**** GIVEN RECORDS ****

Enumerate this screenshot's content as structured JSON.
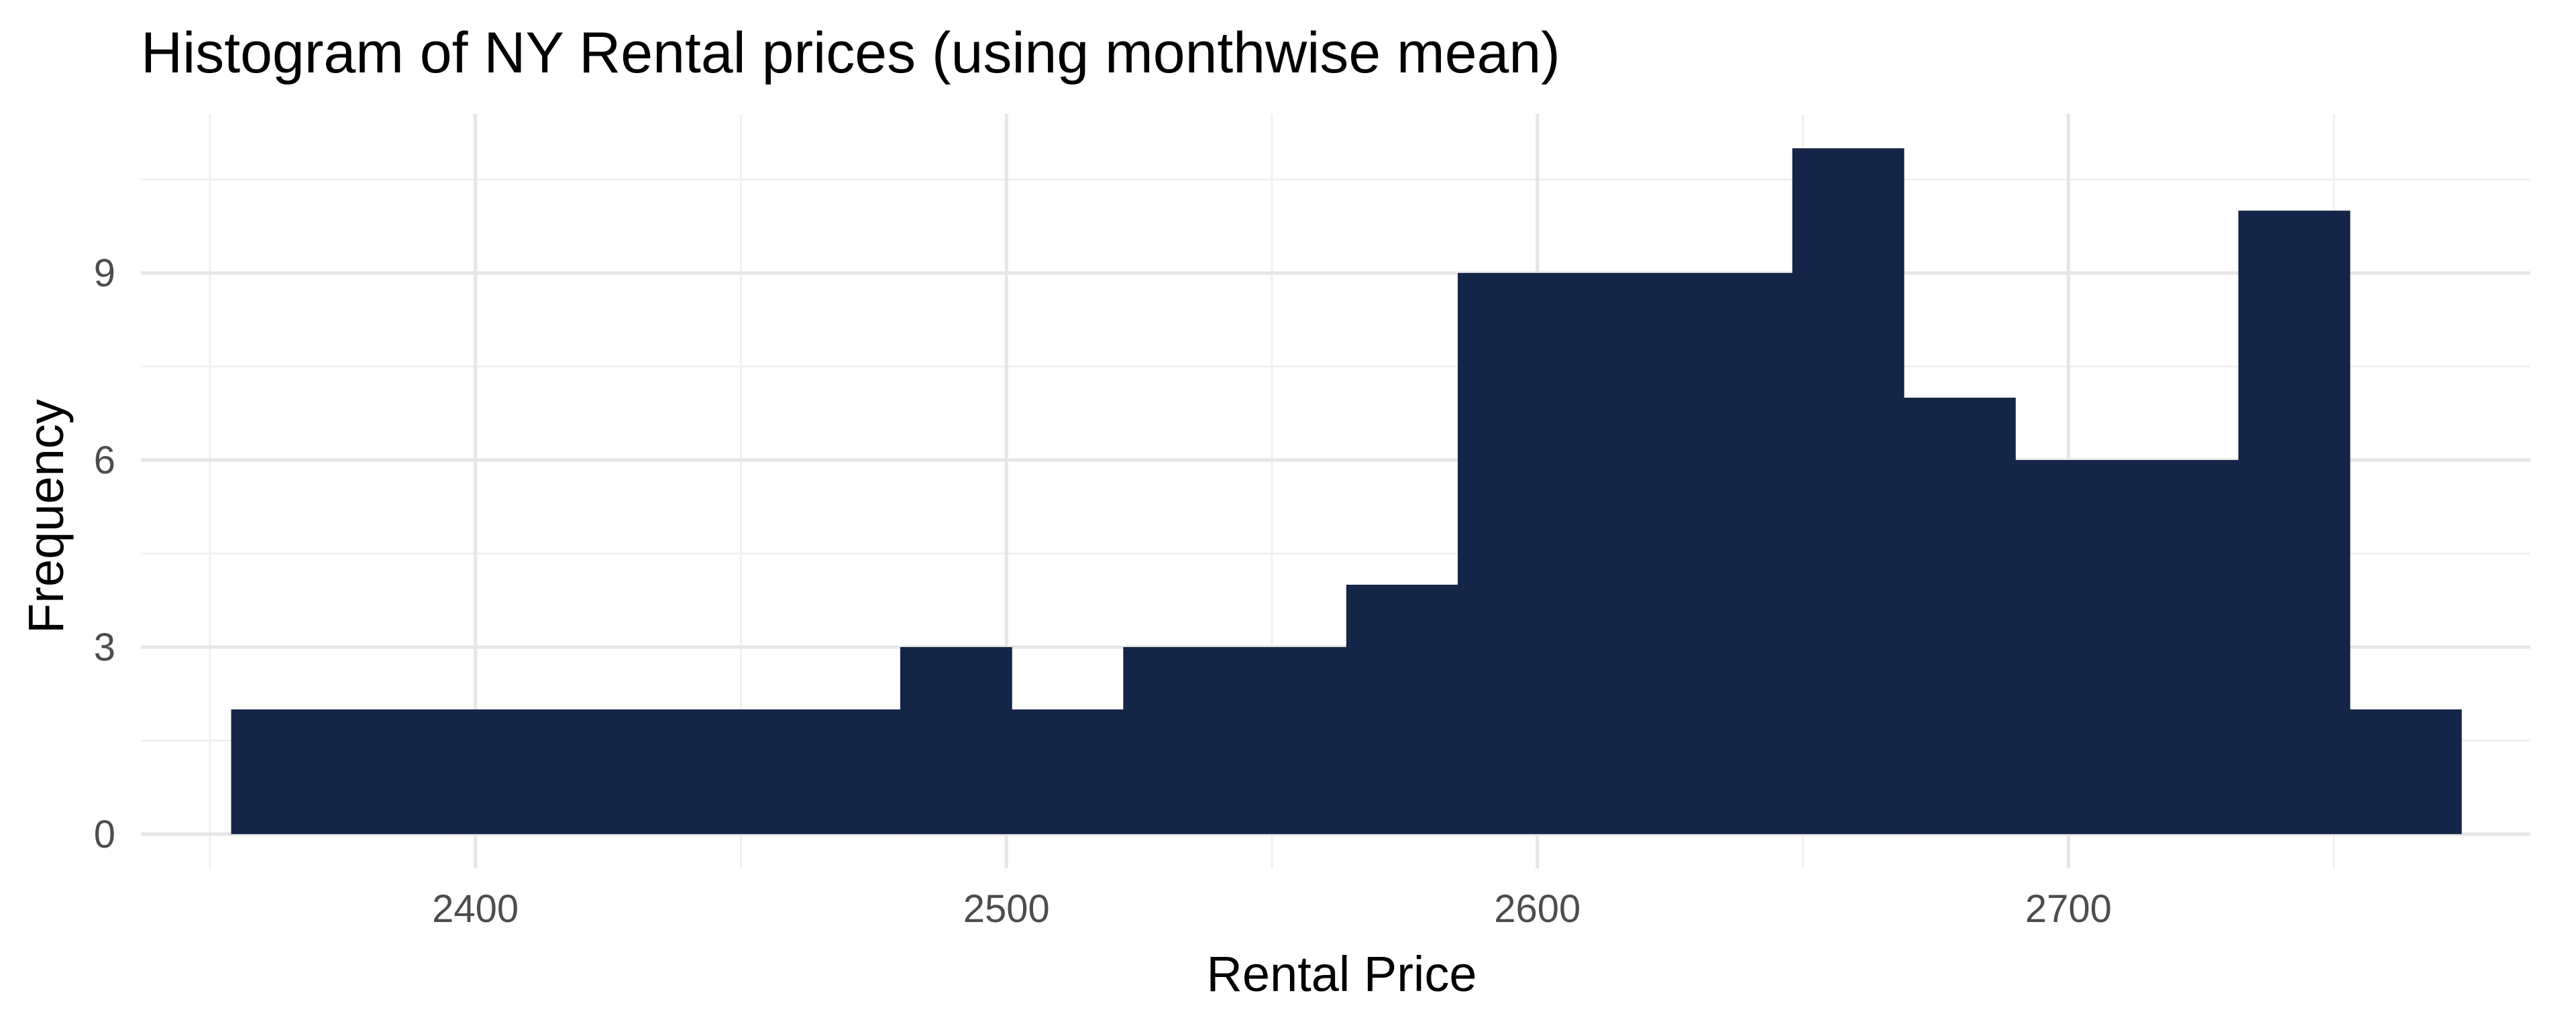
{
  "chart_data": {
    "type": "bar",
    "title": "Histogram of NY Rental prices (using monthwise mean)",
    "xlabel": "Rental Price",
    "ylabel": "Frequency",
    "x_ticks": [
      2400,
      2500,
      2600,
      2700
    ],
    "y_ticks": [
      0,
      3,
      6,
      9
    ],
    "xlim": [
      2337,
      2787
    ],
    "ylim": [
      -0.55,
      11.55
    ],
    "bin_width": 21,
    "grid": true,
    "bar_color": "#142547",
    "bins": [
      {
        "x_start": 2354,
        "x_end": 2375,
        "count": 2
      },
      {
        "x_start": 2375,
        "x_end": 2396,
        "count": 2
      },
      {
        "x_start": 2396,
        "x_end": 2417,
        "count": 2
      },
      {
        "x_start": 2417,
        "x_end": 2438,
        "count": 2
      },
      {
        "x_start": 2438,
        "x_end": 2459,
        "count": 2
      },
      {
        "x_start": 2459,
        "x_end": 2480,
        "count": 2
      },
      {
        "x_start": 2480,
        "x_end": 2501,
        "count": 3
      },
      {
        "x_start": 2501,
        "x_end": 2522,
        "count": 2
      },
      {
        "x_start": 2522,
        "x_end": 2543,
        "count": 3
      },
      {
        "x_start": 2543,
        "x_end": 2564,
        "count": 3
      },
      {
        "x_start": 2564,
        "x_end": 2585,
        "count": 4
      },
      {
        "x_start": 2585,
        "x_end": 2606,
        "count": 9
      },
      {
        "x_start": 2606,
        "x_end": 2627,
        "count": 9
      },
      {
        "x_start": 2627,
        "x_end": 2648,
        "count": 9
      },
      {
        "x_start": 2648,
        "x_end": 2669,
        "count": 11
      },
      {
        "x_start": 2669,
        "x_end": 2690,
        "count": 7
      },
      {
        "x_start": 2690,
        "x_end": 2711,
        "count": 6
      },
      {
        "x_start": 2711,
        "x_end": 2732,
        "count": 6
      },
      {
        "x_start": 2732,
        "x_end": 2753,
        "count": 10
      },
      {
        "x_start": 2753,
        "x_end": 2774,
        "count": 2
      }
    ]
  }
}
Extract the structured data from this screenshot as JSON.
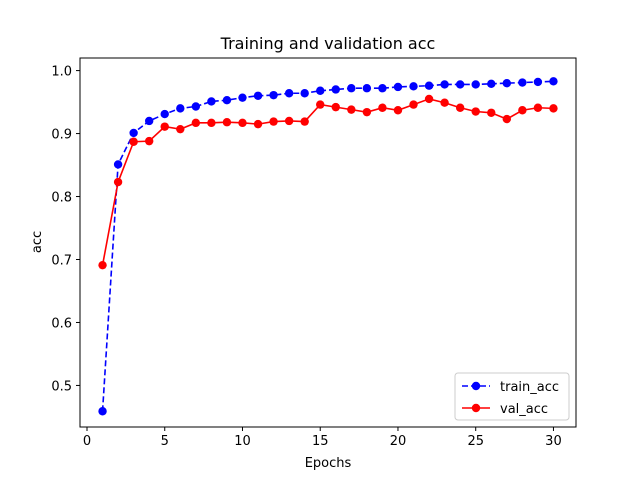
{
  "chart_data": {
    "type": "line",
    "title": "Training and validation acc",
    "xlabel": "Epochs",
    "ylabel": "acc",
    "xlim": [
      -0.45,
      31.45
    ],
    "ylim": [
      0.434,
      1.02
    ],
    "xticks": [
      0,
      5,
      10,
      15,
      20,
      25,
      30
    ],
    "yticks": [
      0.5,
      0.6,
      0.7,
      0.8,
      0.9,
      1.0
    ],
    "ytick_labels": [
      "0.5",
      "0.6",
      "0.7",
      "0.8",
      "0.9",
      "1.0"
    ],
    "legend_position": "lower-right",
    "x": [
      1,
      2,
      3,
      4,
      5,
      6,
      7,
      8,
      9,
      10,
      11,
      12,
      13,
      14,
      15,
      16,
      17,
      18,
      19,
      20,
      21,
      22,
      23,
      24,
      25,
      26,
      27,
      28,
      29,
      30
    ],
    "series": [
      {
        "name": "train_acc",
        "color": "#0000ff",
        "style": "dashed",
        "marker": "circle",
        "values": [
          0.459,
          0.851,
          0.901,
          0.92,
          0.931,
          0.94,
          0.943,
          0.951,
          0.953,
          0.957,
          0.96,
          0.961,
          0.964,
          0.964,
          0.968,
          0.97,
          0.972,
          0.972,
          0.972,
          0.974,
          0.975,
          0.976,
          0.978,
          0.978,
          0.978,
          0.979,
          0.98,
          0.981,
          0.982,
          0.983
        ]
      },
      {
        "name": "val_acc",
        "color": "#ff0000",
        "style": "solid",
        "marker": "circle",
        "values": [
          0.691,
          0.823,
          0.887,
          0.888,
          0.911,
          0.907,
          0.917,
          0.917,
          0.918,
          0.917,
          0.915,
          0.919,
          0.92,
          0.919,
          0.946,
          0.942,
          0.938,
          0.934,
          0.941,
          0.937,
          0.946,
          0.955,
          0.949,
          0.941,
          0.935,
          0.933,
          0.923,
          0.937,
          0.941,
          0.94
        ]
      }
    ]
  }
}
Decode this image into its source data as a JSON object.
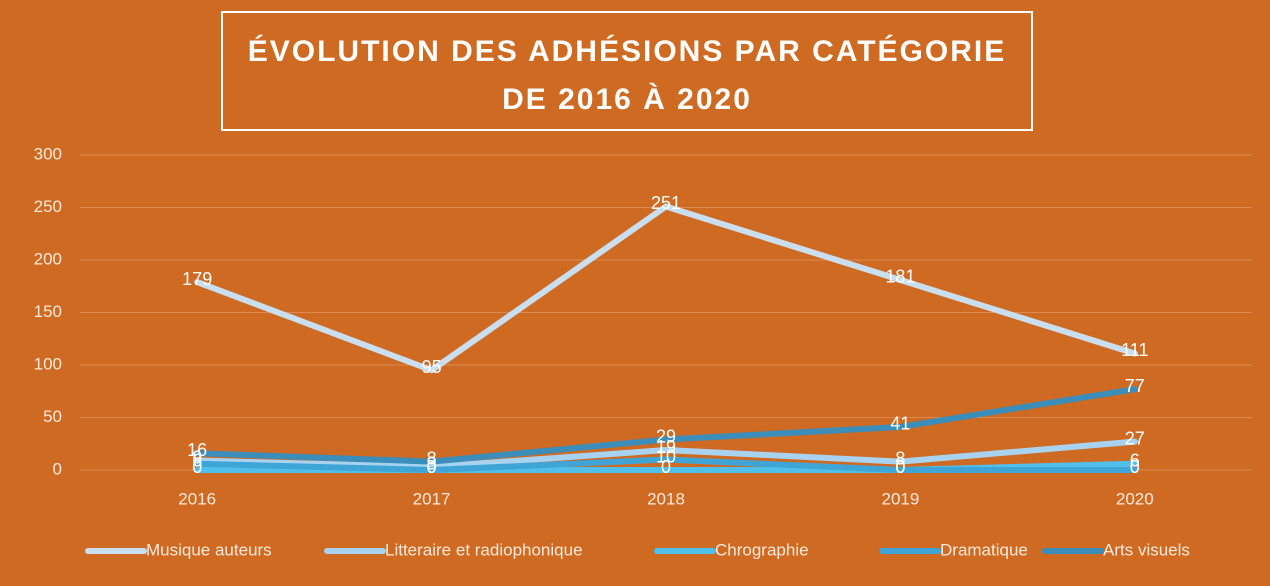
{
  "chart_data": {
    "type": "line",
    "title": [
      "ÉVOLUTION DES ADHÉSIONS PAR CATÉGORIE",
      "DE 2016 À 2020"
    ],
    "categories": [
      "2016",
      "2017",
      "2018",
      "2019",
      "2020"
    ],
    "series": [
      {
        "name": "Musique auteurs",
        "color": "#c9dff0",
        "values": [
          179,
          95,
          251,
          181,
          111
        ]
      },
      {
        "name": "Litteraire et radiophonique",
        "color": "#a8d3f0",
        "values": [
          9,
          3,
          19,
          8,
          27
        ]
      },
      {
        "name": "Chrographie",
        "color": "#4fc0ec",
        "values": [
          0,
          0,
          0,
          0,
          6
        ]
      },
      {
        "name": "Dramatique",
        "color": "#3fa5d6",
        "values": [
          6,
          0,
          10,
          0,
          0
        ]
      },
      {
        "name": "Arts visuels",
        "color": "#3b8eba",
        "values": [
          16,
          8,
          29,
          41,
          77
        ]
      }
    ],
    "ylim": [
      0,
      300
    ],
    "yticks": [
      0,
      50,
      100,
      150,
      200,
      250,
      300
    ],
    "grid": true,
    "legend": "bottom"
  }
}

****

WHAT THIS TASK INVOLVES
Return every line of the preceding records in which the word "Rental" appears.

SOLVED EXERCISE
    "title": "Histogram of NY Rental prices (using monthwise mean)",
    "xlabel": "Rental Price",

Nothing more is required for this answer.